══ Dataset records ══
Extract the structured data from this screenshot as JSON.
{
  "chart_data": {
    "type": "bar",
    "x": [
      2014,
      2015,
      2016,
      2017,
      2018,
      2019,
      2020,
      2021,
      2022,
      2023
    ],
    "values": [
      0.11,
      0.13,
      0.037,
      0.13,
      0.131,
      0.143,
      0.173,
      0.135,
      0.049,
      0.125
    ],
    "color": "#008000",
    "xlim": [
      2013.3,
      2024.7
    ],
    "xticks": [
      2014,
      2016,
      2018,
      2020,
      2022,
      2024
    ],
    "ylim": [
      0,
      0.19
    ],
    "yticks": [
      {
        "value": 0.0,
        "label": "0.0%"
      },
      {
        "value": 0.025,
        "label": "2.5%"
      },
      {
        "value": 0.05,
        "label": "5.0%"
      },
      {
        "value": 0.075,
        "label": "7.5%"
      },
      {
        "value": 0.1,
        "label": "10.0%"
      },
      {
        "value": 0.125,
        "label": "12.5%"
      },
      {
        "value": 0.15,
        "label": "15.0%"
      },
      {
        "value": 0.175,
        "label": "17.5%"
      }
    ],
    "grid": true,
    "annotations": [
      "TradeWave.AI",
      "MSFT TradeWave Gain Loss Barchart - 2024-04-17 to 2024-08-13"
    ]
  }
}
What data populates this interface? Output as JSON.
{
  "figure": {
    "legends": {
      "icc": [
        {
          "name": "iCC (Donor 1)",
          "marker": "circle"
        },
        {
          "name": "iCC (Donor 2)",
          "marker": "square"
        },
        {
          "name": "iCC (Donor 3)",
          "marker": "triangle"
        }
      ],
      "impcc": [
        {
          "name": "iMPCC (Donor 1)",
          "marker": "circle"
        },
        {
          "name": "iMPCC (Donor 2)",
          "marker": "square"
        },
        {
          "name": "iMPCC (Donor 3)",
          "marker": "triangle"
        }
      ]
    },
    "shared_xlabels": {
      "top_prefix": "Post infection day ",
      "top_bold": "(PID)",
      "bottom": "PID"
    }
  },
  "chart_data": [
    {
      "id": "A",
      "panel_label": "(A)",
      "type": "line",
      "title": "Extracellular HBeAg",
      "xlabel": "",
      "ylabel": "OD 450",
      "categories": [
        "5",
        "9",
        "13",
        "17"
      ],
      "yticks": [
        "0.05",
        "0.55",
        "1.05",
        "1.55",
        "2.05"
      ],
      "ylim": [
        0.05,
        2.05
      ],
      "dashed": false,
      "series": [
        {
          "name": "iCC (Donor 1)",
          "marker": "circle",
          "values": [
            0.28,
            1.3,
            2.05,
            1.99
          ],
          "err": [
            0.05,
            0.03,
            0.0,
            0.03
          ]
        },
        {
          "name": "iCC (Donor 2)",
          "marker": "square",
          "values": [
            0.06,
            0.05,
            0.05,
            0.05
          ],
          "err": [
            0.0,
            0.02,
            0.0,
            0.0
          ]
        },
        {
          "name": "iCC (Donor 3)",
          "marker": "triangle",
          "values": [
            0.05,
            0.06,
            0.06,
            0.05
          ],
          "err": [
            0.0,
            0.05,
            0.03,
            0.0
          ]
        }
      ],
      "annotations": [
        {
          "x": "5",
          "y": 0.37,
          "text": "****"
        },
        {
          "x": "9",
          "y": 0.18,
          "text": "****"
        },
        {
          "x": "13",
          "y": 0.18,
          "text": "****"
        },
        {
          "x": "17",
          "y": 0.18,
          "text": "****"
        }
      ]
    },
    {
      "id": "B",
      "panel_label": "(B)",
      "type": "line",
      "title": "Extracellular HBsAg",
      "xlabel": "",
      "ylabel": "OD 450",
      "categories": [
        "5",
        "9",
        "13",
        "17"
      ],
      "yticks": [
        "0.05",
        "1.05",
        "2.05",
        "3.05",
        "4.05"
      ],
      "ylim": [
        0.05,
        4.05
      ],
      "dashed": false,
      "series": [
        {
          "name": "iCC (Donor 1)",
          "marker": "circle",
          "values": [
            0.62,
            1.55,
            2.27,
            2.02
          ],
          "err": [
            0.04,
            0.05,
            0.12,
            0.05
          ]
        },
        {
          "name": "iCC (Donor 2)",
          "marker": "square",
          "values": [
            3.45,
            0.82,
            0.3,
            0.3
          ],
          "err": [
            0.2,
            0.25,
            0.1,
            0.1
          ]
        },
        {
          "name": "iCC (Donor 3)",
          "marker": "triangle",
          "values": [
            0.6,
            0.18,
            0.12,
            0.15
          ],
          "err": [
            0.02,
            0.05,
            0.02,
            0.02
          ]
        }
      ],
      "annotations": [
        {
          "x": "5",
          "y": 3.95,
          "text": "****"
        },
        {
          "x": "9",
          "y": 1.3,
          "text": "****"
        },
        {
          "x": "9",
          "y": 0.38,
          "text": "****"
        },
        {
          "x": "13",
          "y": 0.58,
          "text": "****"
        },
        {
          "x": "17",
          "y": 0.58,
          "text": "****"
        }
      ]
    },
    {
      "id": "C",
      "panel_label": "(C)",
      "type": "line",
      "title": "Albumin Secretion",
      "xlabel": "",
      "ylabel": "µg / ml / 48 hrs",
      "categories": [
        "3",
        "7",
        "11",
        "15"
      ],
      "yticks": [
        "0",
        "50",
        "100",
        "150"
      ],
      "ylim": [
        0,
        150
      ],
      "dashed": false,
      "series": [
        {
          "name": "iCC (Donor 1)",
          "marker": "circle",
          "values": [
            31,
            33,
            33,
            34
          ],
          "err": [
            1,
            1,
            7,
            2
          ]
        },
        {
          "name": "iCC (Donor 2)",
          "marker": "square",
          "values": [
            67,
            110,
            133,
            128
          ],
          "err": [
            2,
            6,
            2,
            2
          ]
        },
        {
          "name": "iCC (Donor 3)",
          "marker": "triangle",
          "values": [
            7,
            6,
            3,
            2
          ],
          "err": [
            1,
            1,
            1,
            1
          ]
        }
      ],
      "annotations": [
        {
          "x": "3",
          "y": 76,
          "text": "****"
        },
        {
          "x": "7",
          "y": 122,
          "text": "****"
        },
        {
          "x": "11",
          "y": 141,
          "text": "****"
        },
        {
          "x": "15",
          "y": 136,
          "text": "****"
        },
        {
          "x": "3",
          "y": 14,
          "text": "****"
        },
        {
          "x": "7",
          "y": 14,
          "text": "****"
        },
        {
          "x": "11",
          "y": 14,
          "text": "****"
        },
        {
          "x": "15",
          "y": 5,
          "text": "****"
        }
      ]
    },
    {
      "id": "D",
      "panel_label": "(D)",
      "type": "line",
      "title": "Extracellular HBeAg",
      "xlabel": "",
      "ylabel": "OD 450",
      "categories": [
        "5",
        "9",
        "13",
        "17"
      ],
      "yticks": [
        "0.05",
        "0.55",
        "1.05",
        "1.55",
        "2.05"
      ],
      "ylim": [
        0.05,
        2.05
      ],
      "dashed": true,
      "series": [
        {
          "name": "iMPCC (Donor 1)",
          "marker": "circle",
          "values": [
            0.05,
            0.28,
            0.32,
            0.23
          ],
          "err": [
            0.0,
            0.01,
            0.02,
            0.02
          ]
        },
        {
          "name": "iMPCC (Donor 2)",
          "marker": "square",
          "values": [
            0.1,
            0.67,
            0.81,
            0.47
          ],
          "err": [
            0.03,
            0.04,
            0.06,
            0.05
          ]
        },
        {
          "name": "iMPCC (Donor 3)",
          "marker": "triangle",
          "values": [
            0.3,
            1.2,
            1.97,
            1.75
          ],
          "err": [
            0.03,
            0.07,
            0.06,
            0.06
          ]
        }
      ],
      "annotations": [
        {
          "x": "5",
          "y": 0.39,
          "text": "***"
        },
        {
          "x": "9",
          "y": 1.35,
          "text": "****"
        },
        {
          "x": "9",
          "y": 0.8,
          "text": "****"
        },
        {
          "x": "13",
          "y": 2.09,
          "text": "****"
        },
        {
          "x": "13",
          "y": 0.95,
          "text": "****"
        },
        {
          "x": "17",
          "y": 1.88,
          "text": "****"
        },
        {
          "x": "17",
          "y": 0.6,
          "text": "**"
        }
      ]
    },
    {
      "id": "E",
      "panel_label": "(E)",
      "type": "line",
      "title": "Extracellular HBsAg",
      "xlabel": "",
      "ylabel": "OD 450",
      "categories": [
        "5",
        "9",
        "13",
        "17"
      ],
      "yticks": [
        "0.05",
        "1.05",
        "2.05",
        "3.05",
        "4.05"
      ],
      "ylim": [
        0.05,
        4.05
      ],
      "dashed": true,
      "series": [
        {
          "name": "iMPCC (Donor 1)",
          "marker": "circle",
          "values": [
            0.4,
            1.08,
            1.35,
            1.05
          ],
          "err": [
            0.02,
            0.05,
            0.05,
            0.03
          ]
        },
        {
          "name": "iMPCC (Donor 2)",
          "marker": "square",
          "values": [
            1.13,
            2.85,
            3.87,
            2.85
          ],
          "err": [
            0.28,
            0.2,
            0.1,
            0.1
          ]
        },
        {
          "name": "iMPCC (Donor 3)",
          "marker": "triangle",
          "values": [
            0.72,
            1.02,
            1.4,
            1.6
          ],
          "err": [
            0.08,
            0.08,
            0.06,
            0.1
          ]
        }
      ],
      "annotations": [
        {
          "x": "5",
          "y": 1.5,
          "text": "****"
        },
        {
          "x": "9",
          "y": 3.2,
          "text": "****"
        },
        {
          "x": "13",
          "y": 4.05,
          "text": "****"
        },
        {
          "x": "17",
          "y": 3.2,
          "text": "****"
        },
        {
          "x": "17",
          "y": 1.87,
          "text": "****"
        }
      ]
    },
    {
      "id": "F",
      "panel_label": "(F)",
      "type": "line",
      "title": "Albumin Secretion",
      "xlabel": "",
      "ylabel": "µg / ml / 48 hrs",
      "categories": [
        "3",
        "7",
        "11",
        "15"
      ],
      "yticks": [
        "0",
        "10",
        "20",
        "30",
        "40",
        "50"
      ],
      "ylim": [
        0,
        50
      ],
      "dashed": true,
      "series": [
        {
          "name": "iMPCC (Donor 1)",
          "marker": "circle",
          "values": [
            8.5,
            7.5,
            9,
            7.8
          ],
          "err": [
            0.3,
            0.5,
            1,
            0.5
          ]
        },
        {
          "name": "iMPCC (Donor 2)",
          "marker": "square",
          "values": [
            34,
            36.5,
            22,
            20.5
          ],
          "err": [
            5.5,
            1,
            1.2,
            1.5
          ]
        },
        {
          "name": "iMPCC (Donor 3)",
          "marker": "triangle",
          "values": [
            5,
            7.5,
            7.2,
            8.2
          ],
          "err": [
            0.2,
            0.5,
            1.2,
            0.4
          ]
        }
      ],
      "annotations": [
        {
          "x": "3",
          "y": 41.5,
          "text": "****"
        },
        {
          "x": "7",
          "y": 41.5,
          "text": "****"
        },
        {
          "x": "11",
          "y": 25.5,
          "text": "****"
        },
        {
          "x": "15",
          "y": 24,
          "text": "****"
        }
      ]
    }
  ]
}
═══
» **Written request**:
Show, from the material above, each line that includes the string "JSON".

» **Answer in full**:
Extract the structured data from this screenshot as JSON.
What data populates this interface? Output as JSON.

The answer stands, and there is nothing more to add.